* [What the task requires]:
Identify all lines below that hold "Mean" and collect them.
— Begin —
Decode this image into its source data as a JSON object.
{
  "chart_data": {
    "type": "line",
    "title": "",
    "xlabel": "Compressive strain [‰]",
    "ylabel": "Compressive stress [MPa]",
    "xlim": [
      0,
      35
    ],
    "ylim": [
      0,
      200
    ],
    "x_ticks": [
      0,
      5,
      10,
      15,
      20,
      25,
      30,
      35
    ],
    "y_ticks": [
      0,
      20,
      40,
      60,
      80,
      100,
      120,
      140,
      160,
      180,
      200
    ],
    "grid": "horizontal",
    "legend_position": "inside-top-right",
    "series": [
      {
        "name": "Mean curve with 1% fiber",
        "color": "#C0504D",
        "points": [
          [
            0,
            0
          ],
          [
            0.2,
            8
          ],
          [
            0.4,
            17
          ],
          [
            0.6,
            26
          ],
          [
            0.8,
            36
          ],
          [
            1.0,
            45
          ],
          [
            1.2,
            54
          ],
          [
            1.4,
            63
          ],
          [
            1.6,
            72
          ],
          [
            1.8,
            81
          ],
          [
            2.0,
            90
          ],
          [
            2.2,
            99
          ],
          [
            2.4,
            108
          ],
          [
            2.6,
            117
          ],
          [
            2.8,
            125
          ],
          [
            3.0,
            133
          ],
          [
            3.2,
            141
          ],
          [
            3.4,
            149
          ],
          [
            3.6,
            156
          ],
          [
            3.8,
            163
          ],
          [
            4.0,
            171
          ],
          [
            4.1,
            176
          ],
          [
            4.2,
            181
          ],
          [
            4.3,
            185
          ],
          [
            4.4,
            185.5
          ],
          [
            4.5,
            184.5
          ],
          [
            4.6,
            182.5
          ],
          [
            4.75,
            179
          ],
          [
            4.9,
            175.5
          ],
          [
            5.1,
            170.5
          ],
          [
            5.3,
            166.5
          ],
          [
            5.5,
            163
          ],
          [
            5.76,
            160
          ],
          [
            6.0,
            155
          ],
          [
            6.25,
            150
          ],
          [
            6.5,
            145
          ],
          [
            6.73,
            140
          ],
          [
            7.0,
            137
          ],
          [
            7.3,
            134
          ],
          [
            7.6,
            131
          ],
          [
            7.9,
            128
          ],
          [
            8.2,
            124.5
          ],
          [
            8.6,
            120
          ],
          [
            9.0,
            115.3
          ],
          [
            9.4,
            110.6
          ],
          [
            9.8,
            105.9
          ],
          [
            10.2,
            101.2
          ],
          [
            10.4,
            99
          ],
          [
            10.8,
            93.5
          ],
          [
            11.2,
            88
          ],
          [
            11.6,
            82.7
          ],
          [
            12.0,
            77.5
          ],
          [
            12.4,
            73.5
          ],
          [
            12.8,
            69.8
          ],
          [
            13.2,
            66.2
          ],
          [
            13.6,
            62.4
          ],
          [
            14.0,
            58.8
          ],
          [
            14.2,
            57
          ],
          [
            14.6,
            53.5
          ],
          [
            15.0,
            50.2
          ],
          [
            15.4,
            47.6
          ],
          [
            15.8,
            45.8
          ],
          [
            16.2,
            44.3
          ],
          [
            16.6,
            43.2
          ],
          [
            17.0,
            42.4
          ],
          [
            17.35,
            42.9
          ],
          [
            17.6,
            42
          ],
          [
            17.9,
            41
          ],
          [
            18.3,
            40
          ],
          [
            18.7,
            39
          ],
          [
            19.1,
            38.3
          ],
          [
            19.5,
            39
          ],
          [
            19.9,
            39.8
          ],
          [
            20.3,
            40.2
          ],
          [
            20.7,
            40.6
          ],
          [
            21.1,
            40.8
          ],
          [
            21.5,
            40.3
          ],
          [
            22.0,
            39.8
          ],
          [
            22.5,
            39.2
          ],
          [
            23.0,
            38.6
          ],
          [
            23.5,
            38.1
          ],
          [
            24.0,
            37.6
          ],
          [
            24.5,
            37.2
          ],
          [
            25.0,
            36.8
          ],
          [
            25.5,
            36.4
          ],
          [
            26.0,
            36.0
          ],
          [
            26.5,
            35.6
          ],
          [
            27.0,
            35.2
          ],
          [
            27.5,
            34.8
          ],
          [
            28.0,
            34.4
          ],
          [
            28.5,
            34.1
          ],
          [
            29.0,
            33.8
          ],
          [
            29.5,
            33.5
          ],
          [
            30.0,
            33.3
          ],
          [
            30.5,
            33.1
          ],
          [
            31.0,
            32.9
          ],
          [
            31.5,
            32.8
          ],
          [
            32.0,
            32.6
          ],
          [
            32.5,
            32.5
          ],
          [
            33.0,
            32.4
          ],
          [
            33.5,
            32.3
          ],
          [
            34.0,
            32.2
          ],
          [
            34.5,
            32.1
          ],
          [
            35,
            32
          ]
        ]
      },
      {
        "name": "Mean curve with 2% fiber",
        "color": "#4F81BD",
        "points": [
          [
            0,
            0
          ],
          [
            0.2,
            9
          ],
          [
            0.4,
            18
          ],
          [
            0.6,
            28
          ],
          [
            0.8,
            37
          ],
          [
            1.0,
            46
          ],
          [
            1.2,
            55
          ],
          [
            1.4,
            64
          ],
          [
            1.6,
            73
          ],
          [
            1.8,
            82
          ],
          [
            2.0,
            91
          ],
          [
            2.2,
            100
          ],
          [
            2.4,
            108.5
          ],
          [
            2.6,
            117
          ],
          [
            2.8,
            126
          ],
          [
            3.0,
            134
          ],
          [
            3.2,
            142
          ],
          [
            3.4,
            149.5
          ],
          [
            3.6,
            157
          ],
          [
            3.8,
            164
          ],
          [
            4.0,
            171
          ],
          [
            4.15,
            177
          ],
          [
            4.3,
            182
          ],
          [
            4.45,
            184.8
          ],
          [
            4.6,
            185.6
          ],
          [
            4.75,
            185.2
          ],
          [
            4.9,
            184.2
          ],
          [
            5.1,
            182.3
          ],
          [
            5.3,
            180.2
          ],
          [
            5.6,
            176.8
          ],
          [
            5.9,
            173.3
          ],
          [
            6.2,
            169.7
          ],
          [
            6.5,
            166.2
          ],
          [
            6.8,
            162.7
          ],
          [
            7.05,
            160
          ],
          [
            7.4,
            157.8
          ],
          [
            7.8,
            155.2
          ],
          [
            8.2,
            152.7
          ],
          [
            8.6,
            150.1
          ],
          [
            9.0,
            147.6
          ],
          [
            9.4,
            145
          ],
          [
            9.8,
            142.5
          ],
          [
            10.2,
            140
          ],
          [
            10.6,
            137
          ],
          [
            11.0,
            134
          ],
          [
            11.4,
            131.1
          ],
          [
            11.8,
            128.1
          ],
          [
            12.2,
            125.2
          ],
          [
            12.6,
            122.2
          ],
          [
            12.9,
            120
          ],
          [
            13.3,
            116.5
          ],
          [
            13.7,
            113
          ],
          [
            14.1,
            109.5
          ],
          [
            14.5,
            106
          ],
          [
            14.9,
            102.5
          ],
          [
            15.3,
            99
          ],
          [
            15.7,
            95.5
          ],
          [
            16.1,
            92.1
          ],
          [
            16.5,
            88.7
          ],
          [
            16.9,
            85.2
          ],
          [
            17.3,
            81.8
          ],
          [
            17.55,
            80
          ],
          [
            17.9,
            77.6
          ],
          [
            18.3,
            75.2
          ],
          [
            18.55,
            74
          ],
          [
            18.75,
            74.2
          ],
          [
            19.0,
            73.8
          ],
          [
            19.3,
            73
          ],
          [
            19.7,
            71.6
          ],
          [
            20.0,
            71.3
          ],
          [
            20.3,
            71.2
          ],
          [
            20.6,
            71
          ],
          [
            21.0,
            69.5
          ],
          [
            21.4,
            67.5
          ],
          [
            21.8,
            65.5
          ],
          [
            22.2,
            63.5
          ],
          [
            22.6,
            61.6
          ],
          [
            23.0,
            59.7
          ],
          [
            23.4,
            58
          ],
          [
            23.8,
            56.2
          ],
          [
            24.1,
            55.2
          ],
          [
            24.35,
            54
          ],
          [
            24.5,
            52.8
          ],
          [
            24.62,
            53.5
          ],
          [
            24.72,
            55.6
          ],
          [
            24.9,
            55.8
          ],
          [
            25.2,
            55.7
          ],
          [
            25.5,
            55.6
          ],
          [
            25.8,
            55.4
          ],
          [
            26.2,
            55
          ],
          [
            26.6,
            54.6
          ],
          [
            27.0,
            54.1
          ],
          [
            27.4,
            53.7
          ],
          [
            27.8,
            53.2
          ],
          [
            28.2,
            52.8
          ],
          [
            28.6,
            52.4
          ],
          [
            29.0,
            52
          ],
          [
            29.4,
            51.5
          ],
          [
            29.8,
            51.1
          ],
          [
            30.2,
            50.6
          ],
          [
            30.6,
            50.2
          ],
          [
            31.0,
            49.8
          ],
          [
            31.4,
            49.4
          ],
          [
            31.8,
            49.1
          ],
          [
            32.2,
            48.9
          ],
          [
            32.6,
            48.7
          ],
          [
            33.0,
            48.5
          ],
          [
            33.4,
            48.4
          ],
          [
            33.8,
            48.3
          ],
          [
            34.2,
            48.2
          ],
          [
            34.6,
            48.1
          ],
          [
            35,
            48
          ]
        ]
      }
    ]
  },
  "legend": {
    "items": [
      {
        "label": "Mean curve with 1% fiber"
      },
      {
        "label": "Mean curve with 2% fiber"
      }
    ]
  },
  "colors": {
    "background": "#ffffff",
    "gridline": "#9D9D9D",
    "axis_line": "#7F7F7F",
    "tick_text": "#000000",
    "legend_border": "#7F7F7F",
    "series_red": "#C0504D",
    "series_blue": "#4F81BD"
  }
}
— End —
* [Full solution]:
        "name": "Mean curve with 1% fiber",
        "name": "Mean curve with 2% fiber",
        "label": "Mean curve with 1% fiber"
        "label": "Mean curve with 2% fiber"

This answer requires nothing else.